*** Available data ***

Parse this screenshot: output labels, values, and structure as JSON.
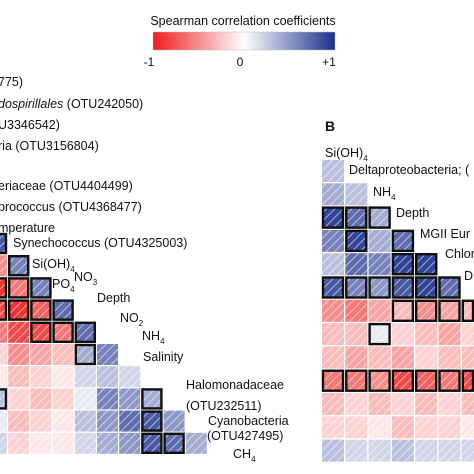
{
  "legend": {
    "title": "Spearman correlation coefficients",
    "ticks": [
      "-1",
      "0",
      "+1"
    ],
    "colors": {
      "negative": "#ee1c1c",
      "zero": "#ffffff",
      "positive": "#1b2f8c"
    }
  },
  "panel_b_label": "B",
  "chart_data": [
    {
      "type": "heatmap",
      "panel": "A",
      "taxa_labels": [
        {
          "text": "775)",
          "italic_prefix": ""
        },
        {
          "text": "(OTU242050)",
          "italic_prefix": "dospirillales "
        },
        {
          "text": "U3346542)",
          "italic_prefix": ""
        },
        {
          "text": "ria (OTU3156804)",
          "italic_prefix": ""
        },
        {
          "text": "eriaceae (OTU4404499)",
          "italic_prefix": ""
        },
        {
          "text": "prococcus (OTU4368477)",
          "italic_prefix": ""
        },
        {
          "text": "mperature",
          "italic_prefix": ""
        }
      ],
      "diagonal_labels": [
        "Synechococcus (OTU4325003)",
        "Si(OH)",
        "PO",
        "NO",
        "Depth",
        "NO",
        "NH",
        "Salinity",
        "Halomonadaceae",
        "(OTU232511)",
        "Cyanobacteria",
        "(OTU427495)",
        "CH"
      ],
      "subscripts": [
        "4",
        "4",
        "3",
        "2",
        "4",
        "4"
      ],
      "rows": [
        {
          "values": [
            0.8
          ]
        },
        {
          "values": [
            -0.5,
            0.6
          ]
        },
        {
          "values": [
            -0.9,
            -0.6,
            0.6
          ]
        },
        {
          "values": [
            -0.8,
            -0.9,
            -0.7,
            0.7
          ]
        },
        {
          "values": [
            -0.6,
            -0.8,
            -0.8,
            -0.6,
            0.7
          ]
        },
        {
          "values": [
            -0.2,
            -0.5,
            -0.4,
            -0.3,
            0.4,
            0.6
          ]
        },
        {
          "values": [
            -0.1,
            -0.3,
            -0.2,
            -0.1,
            0.2,
            0.3,
            0.2
          ]
        },
        {
          "values": [
            0.3,
            -0.2,
            -0.3,
            -0.2,
            0.1,
            0.6,
            0.5,
            0.4
          ]
        },
        {
          "values": [
            0.1,
            -0.3,
            -0.2,
            -0.1,
            0.3,
            0.5,
            0.7,
            0.8,
            0.5
          ]
        },
        {
          "values": [
            0.2,
            -0.2,
            -0.1,
            -0.1,
            0.2,
            0.4,
            0.5,
            0.8,
            0.7,
            0.4
          ]
        }
      ],
      "significant": [
        [
          0,
          0
        ],
        [
          1,
          1
        ],
        [
          2,
          0
        ],
        [
          2,
          1
        ],
        [
          2,
          2
        ],
        [
          3,
          0
        ],
        [
          3,
          1
        ],
        [
          3,
          2
        ],
        [
          3,
          3
        ],
        [
          4,
          2
        ],
        [
          4,
          3
        ],
        [
          4,
          4
        ],
        [
          5,
          4
        ],
        [
          7,
          0
        ],
        [
          7,
          7
        ],
        [
          8,
          7
        ],
        [
          9,
          7
        ],
        [
          9,
          8
        ]
      ]
    },
    {
      "type": "heatmap",
      "panel": "B",
      "diagonal_labels": [
        "Si(OH)",
        "Deltaproteobacteria; (",
        "NH",
        "Depth",
        "MGII Eur",
        "Chlor",
        "D"
      ],
      "subscripts": [
        "4",
        "4"
      ],
      "rows": [
        {
          "values": [
            0.3
          ]
        },
        {
          "values": [
            0.4,
            0.3
          ]
        },
        {
          "values": [
            0.9,
            0.7,
            0.4
          ]
        },
        {
          "values": [
            0.6,
            0.9,
            0.4,
            0.7
          ]
        },
        {
          "values": [
            0.3,
            0.7,
            0.6,
            0.9,
            0.9
          ]
        },
        {
          "values": [
            0.8,
            0.6,
            0.5,
            0.8,
            0.9,
            0.7
          ]
        },
        {
          "values": [
            -0.5,
            -0.6,
            -0.4,
            -0.3,
            -0.5,
            -0.4,
            -0.3
          ]
        },
        {
          "values": [
            -0.3,
            -0.3,
            0.1,
            -0.2,
            -0.3,
            -0.4,
            -0.2
          ]
        },
        {
          "values": [
            -0.3,
            -0.4,
            -0.3,
            -0.4,
            -0.2,
            -0.3,
            -0.3
          ]
        },
        {
          "values": [
            -0.6,
            -0.6,
            -0.5,
            -0.8,
            -0.7,
            -0.6,
            -0.8
          ]
        },
        {
          "values": [
            -0.3,
            -0.2,
            -0.3,
            -0.2,
            -0.3,
            -0.2,
            -0.3
          ]
        },
        {
          "values": [
            -0.2,
            -0.2,
            -0.1,
            -0.3,
            -0.2,
            -0.2,
            -0.1
          ]
        },
        {
          "values": [
            0.3,
            0.2,
            0.2,
            0.3,
            0.2,
            0.2,
            0.2
          ]
        }
      ],
      "significant": [
        [
          2,
          0
        ],
        [
          2,
          1
        ],
        [
          2,
          2
        ],
        [
          3,
          1
        ],
        [
          3,
          3
        ],
        [
          4,
          3
        ],
        [
          4,
          4
        ],
        [
          5,
          0
        ],
        [
          5,
          1
        ],
        [
          5,
          2
        ],
        [
          5,
          3
        ],
        [
          5,
          4
        ],
        [
          5,
          5
        ],
        [
          6,
          3
        ],
        [
          6,
          4
        ],
        [
          6,
          5
        ],
        [
          6,
          6
        ],
        [
          7,
          2
        ],
        [
          9,
          0
        ],
        [
          9,
          1
        ],
        [
          9,
          2
        ],
        [
          9,
          3
        ],
        [
          9,
          4
        ],
        [
          9,
          5
        ],
        [
          9,
          6
        ]
      ]
    }
  ]
}
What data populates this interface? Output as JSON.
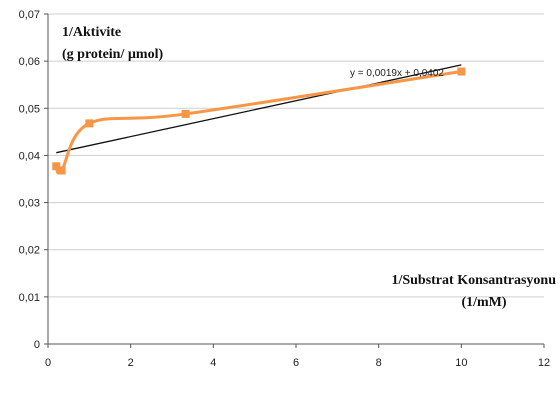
{
  "chart_data": {
    "type": "scatter",
    "ylabel_line1": "1/Aktivite",
    "ylabel_line2": "(g protein/ µmol)",
    "xlabel_line1": "1/Substrat Konsantrasyonu",
    "xlabel_line2": "(1/mM)",
    "xlim": [
      0,
      12
    ],
    "ylim": [
      0,
      0.07
    ],
    "x_ticks": [
      0,
      2,
      4,
      6,
      8,
      10,
      12
    ],
    "x_tick_labels": [
      "0",
      "2",
      "4",
      "6",
      "8",
      "10",
      "12"
    ],
    "y_ticks": [
      0,
      0.01,
      0.02,
      0.03,
      0.04,
      0.05,
      0.06,
      0.07
    ],
    "y_tick_labels": [
      "0",
      "0,01",
      "0,02",
      "0,03",
      "0,04",
      "0,05",
      "0,06",
      "0,07"
    ],
    "grid": "horizontal",
    "series": [
      {
        "color": "#F79646",
        "style": "smoothed line with square markers",
        "x": [
          0.2,
          0.33,
          1.0,
          3.33,
          10.0
        ],
        "y": [
          0.0377,
          0.0368,
          0.0468,
          0.0488,
          0.0578
        ]
      }
    ],
    "trendline": {
      "type": "linear",
      "color": "#111111",
      "slope": 0.0019,
      "intercept": 0.0402,
      "x_range": [
        0.2,
        10.0
      ],
      "equation_label": "y = 0,0019x + 0,0402"
    }
  }
}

*** End of Available data ***

▶ **Instructions for the task**
Repeat the data in full, exactly as it stands, but drop every picture.

▶ **Response area**
Parse this screenshot: output labels, values, and structure as JSON.
{
  "legend": {
    "title": "Spearman correlation coefficients",
    "ticks": [
      "-1",
      "0",
      "+1"
    ],
    "colors": {
      "negative": "#ee1c1c",
      "zero": "#ffffff",
      "positive": "#1b2f8c"
    }
  },
  "panel_b_label": "B",
  "chart_data": [
    {
      "type": "heatmap",
      "panel": "A",
      "taxa_labels": [
        {
          "text": "775)",
          "italic_prefix": ""
        },
        {
          "text": "(OTU242050)",
          "italic_prefix": "dospirillales "
        },
        {
          "text": "U3346542)",
          "italic_prefix": ""
        },
        {
          "text": "ria (OTU3156804)",
          "italic_prefix": ""
        },
        {
          "text": "eriaceae (OTU4404499)",
          "italic_prefix": ""
        },
        {
          "text": "prococcus (OTU4368477)",
          "italic_prefix": ""
        },
        {
          "text": "mperature",
          "italic_prefix": ""
        }
      ],
      "diagonal_labels": [
        "Synechococcus (OTU4325003)",
        "Si(OH)",
        "PO",
        "NO",
        "Depth",
        "NO",
        "NH",
        "Salinity",
        "Halomonadaceae",
        "(OTU232511)",
        "Cyanobacteria",
        "(OTU427495)",
        "CH"
      ],
      "subscripts": [
        "4",
        "4",
        "3",
        "2",
        "4",
        "4"
      ],
      "rows": [
        {
          "values": [
            0.8
          ]
        },
        {
          "values": [
            -0.5,
            0.6
          ]
        },
        {
          "values": [
            -0.9,
            -0.6,
            0.6
          ]
        },
        {
          "values": [
            -0.8,
            -0.9,
            -0.7,
            0.7
          ]
        },
        {
          "values": [
            -0.6,
            -0.8,
            -0.8,
            -0.6,
            0.7
          ]
        },
        {
          "values": [
            -0.2,
            -0.5,
            -0.4,
            -0.3,
            0.4,
            0.6
          ]
        },
        {
          "values": [
            -0.1,
            -0.3,
            -0.2,
            -0.1,
            0.2,
            0.3,
            0.2
          ]
        },
        {
          "values": [
            0.3,
            -0.2,
            -0.3,
            -0.2,
            0.1,
            0.6,
            0.5,
            0.4
          ]
        },
        {
          "values": [
            0.1,
            -0.3,
            -0.2,
            -0.1,
            0.3,
            0.5,
            0.7,
            0.8,
            0.5
          ]
        },
        {
          "values": [
            0.2,
            -0.2,
            -0.1,
            -0.1,
            0.2,
            0.4,
            0.5,
            0.8,
            0.7,
            0.4
          ]
        }
      ],
      "significant": [
        [
          0,
          0
        ],
        [
          1,
          1
        ],
        [
          2,
          0
        ],
        [
          2,
          1
        ],
        [
          2,
          2
        ],
        [
          3,
          0
        ],
        [
          3,
          1
        ],
        [
          3,
          2
        ],
        [
          3,
          3
        ],
        [
          4,
          2
        ],
        [
          4,
          3
        ],
        [
          4,
          4
        ],
        [
          5,
          4
        ],
        [
          7,
          0
        ],
        [
          7,
          7
        ],
        [
          8,
          7
        ],
        [
          9,
          7
        ],
        [
          9,
          8
        ]
      ]
    },
    {
      "type": "heatmap",
      "panel": "B",
      "diagonal_labels": [
        "Si(OH)",
        "Deltaproteobacteria; (",
        "NH",
        "Depth",
        "MGII Eur",
        "Chlor",
        "D"
      ],
      "subscripts": [
        "4",
        "4"
      ],
      "rows": [
        {
          "values": [
            0.3
          ]
        },
        {
          "values": [
            0.4,
            0.3
          ]
        },
        {
          "values": [
            0.9,
            0.7,
            0.4
          ]
        },
        {
          "values": [
            0.6,
            0.9,
            0.4,
            0.7
          ]
        },
        {
          "values": [
            0.3,
            0.7,
            0.6,
            0.9,
            0.9
          ]
        },
        {
          "values": [
            0.8,
            0.6,
            0.5,
            0.8,
            0.9,
            0.7
          ]
        },
        {
          "values": [
            -0.5,
            -0.6,
            -0.4,
            -0.3,
            -0.5,
            -0.4,
            -0.3
          ]
        },
        {
          "values": [
            -0.3,
            -0.3,
            0.1,
            -0.2,
            -0.3,
            -0.4,
            -0.2
          ]
        },
        {
          "values": [
            -0.3,
            -0.4,
            -0.3,
            -0.4,
            -0.2,
            -0.3,
            -0.3
          ]
        },
        {
          "values": [
            -0.6,
            -0.6,
            -0.5,
            -0.8,
            -0.7,
            -0.6,
            -0.8
          ]
        },
        {
          "values": [
            -0.3,
            -0.2,
            -0.3,
            -0.2,
            -0.3,
            -0.2,
            -0.3
          ]
        },
        {
          "values": [
            -0.2,
            -0.2,
            -0.1,
            -0.3,
            -0.2,
            -0.2,
            -0.1
          ]
        },
        {
          "values": [
            0.3,
            0.2,
            0.2,
            0.3,
            0.2,
            0.2,
            0.2
          ]
        }
      ],
      "significant": [
        [
          2,
          0
        ],
        [
          2,
          1
        ],
        [
          2,
          2
        ],
        [
          3,
          1
        ],
        [
          3,
          3
        ],
        [
          4,
          3
        ],
        [
          4,
          4
        ],
        [
          5,
          0
        ],
        [
          5,
          1
        ],
        [
          5,
          2
        ],
        [
          5,
          3
        ],
        [
          5,
          4
        ],
        [
          5,
          5
        ],
        [
          6,
          3
        ],
        [
          6,
          4
        ],
        [
          6,
          5
        ],
        [
          6,
          6
        ],
        [
          7,
          2
        ],
        [
          9,
          0
        ],
        [
          9,
          1
        ],
        [
          9,
          2
        ],
        [
          9,
          3
        ],
        [
          9,
          4
        ],
        [
          9,
          5
        ],
        [
          9,
          6
        ]
      ]
    }
  ]
}
What data populates this interface? Output as JSON.
{
  "chart_data": {
    "type": "scatter",
    "ylabel_line1": "1/Aktivite",
    "ylabel_line2": "(g protein/ µmol)",
    "xlabel_line1": "1/Substrat Konsantrasyonu",
    "xlabel_line2": "(1/mM)",
    "xlim": [
      0,
      12
    ],
    "ylim": [
      0,
      0.07
    ],
    "x_ticks": [
      0,
      2,
      4,
      6,
      8,
      10,
      12
    ],
    "x_tick_labels": [
      "0",
      "2",
      "4",
      "6",
      "8",
      "10",
      "12"
    ],
    "y_ticks": [
      0,
      0.01,
      0.02,
      0.03,
      0.04,
      0.05,
      0.06,
      0.07
    ],
    "y_tick_labels": [
      "0",
      "0,01",
      "0,02",
      "0,03",
      "0,04",
      "0,05",
      "0,06",
      "0,07"
    ],
    "grid": "horizontal",
    "series": [
      {
        "color": "#F79646",
        "style": "smoothed line with square markers",
        "x": [
          0.2,
          0.33,
          1.0,
          3.33,
          10.0
        ],
        "y": [
          0.0377,
          0.0368,
          0.0468,
          0.0488,
          0.0578
        ]
      }
    ],
    "trendline": {
      "type": "linear",
      "color": "#111111",
      "slope": 0.0019,
      "intercept": 0.0402,
      "x_range": [
        0.2,
        10.0
      ],
      "equation_label": "y = 0,0019x + 0,0402"
    }
  }
}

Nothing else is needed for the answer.